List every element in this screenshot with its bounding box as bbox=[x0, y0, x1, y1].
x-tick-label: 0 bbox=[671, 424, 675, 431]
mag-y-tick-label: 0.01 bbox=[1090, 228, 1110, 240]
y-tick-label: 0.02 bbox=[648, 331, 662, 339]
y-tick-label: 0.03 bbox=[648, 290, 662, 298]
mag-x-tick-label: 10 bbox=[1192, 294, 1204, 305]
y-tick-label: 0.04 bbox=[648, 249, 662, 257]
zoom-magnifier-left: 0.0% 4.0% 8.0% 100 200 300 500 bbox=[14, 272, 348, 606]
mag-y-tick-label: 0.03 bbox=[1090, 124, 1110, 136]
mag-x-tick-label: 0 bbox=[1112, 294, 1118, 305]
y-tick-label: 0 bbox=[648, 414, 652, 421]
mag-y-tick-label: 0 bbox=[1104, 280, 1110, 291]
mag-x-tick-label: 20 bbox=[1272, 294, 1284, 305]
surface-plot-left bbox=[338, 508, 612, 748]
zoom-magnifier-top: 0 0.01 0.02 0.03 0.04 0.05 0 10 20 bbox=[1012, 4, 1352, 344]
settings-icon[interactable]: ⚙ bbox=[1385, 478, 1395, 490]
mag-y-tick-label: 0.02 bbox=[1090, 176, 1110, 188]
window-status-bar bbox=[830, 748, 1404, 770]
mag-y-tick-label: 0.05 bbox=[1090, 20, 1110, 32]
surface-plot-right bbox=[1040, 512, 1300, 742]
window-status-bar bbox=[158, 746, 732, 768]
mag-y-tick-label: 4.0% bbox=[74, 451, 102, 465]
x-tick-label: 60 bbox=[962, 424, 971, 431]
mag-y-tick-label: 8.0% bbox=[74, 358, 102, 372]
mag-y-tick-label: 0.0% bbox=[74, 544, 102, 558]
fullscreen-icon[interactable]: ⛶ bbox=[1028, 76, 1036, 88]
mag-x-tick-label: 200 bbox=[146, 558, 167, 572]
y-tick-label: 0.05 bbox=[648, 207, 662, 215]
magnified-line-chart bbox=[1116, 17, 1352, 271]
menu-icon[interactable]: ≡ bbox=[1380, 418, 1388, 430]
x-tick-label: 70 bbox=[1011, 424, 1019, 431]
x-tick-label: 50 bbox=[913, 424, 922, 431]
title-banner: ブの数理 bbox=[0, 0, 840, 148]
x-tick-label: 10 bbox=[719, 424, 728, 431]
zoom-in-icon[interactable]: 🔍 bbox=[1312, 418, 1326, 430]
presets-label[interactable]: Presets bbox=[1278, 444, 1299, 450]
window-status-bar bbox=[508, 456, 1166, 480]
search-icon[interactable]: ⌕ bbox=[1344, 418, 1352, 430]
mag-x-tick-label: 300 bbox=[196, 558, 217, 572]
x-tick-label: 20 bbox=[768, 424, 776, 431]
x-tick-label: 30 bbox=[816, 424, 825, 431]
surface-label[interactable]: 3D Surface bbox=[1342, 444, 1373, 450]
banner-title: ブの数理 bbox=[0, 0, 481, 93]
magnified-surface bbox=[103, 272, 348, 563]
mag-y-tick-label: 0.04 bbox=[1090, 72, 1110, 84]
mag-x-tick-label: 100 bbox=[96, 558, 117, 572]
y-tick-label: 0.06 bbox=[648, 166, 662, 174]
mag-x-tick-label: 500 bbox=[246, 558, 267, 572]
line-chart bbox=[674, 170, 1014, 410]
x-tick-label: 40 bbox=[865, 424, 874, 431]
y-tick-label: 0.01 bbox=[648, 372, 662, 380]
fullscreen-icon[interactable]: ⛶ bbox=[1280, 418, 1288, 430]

------------

* Instructions to follow *
Write out every one of the entries above word for word, changing nothing.

* Expected answer *
List every element in this screenshot with its bounding box as bbox=[x0, y0, x1, y1].
x-tick-label: 0 bbox=[671, 424, 675, 431]
mag-y-tick-label: 0.01 bbox=[1090, 228, 1110, 240]
y-tick-label: 0.02 bbox=[648, 331, 662, 339]
y-tick-label: 0.03 bbox=[648, 290, 662, 298]
mag-x-tick-label: 10 bbox=[1192, 294, 1204, 305]
y-tick-label: 0.04 bbox=[648, 249, 662, 257]
zoom-magnifier-left: 0.0% 4.0% 8.0% 100 200 300 500 bbox=[14, 272, 348, 606]
mag-y-tick-label: 0.03 bbox=[1090, 124, 1110, 136]
mag-x-tick-label: 0 bbox=[1112, 294, 1118, 305]
y-tick-label: 0 bbox=[648, 414, 652, 421]
mag-y-tick-label: 0 bbox=[1104, 280, 1110, 291]
mag-x-tick-label: 20 bbox=[1272, 294, 1284, 305]
surface-plot-left bbox=[338, 508, 612, 748]
zoom-magnifier-top: 0 0.01 0.02 0.03 0.04 0.05 0 10 20 bbox=[1012, 4, 1352, 344]
settings-icon[interactable]: ⚙ bbox=[1385, 478, 1395, 490]
mag-y-tick-label: 0.02 bbox=[1090, 176, 1110, 188]
window-status-bar bbox=[830, 748, 1404, 770]
mag-y-tick-label: 0.05 bbox=[1090, 20, 1110, 32]
surface-plot-right bbox=[1040, 512, 1300, 742]
window-status-bar bbox=[158, 746, 732, 768]
mag-y-tick-label: 4.0% bbox=[74, 451, 102, 465]
x-tick-label: 60 bbox=[962, 424, 971, 431]
mag-y-tick-label: 8.0% bbox=[74, 358, 102, 372]
mag-y-tick-label: 0.0% bbox=[74, 544, 102, 558]
fullscreen-icon[interactable]: ⛶ bbox=[1028, 76, 1036, 88]
mag-x-tick-label: 200 bbox=[146, 558, 167, 572]
y-tick-label: 0.05 bbox=[648, 207, 662, 215]
magnified-line-chart bbox=[1116, 17, 1352, 271]
menu-icon[interactable]: ≡ bbox=[1380, 418, 1388, 430]
x-tick-label: 70 bbox=[1011, 424, 1019, 431]
x-tick-label: 50 bbox=[913, 424, 922, 431]
title-banner: ブの数理 bbox=[0, 0, 840, 148]
x-tick-label: 10 bbox=[719, 424, 728, 431]
zoom-in-icon[interactable]: 🔍 bbox=[1312, 418, 1326, 430]
presets-label[interactable]: Presets bbox=[1278, 444, 1299, 450]
window-status-bar bbox=[508, 456, 1166, 480]
search-icon[interactable]: ⌕ bbox=[1344, 418, 1352, 430]
mag-x-tick-label: 300 bbox=[196, 558, 217, 572]
x-tick-label: 20 bbox=[768, 424, 776, 431]
x-tick-label: 30 bbox=[816, 424, 825, 431]
surface-label[interactable]: 3D Surface bbox=[1342, 444, 1373, 450]
banner-title: ブの数理 bbox=[0, 0, 481, 93]
magnified-surface bbox=[103, 272, 348, 563]
mag-y-tick-label: 0.04 bbox=[1090, 72, 1110, 84]
mag-x-tick-label: 100 bbox=[96, 558, 117, 572]
y-tick-label: 0.06 bbox=[648, 166, 662, 174]
mag-x-tick-label: 500 bbox=[246, 558, 267, 572]
line-chart bbox=[674, 170, 1014, 410]
x-tick-label: 40 bbox=[865, 424, 874, 431]
y-tick-label: 0.01 bbox=[648, 372, 662, 380]
fullscreen-icon[interactable]: ⛶ bbox=[1280, 418, 1288, 430]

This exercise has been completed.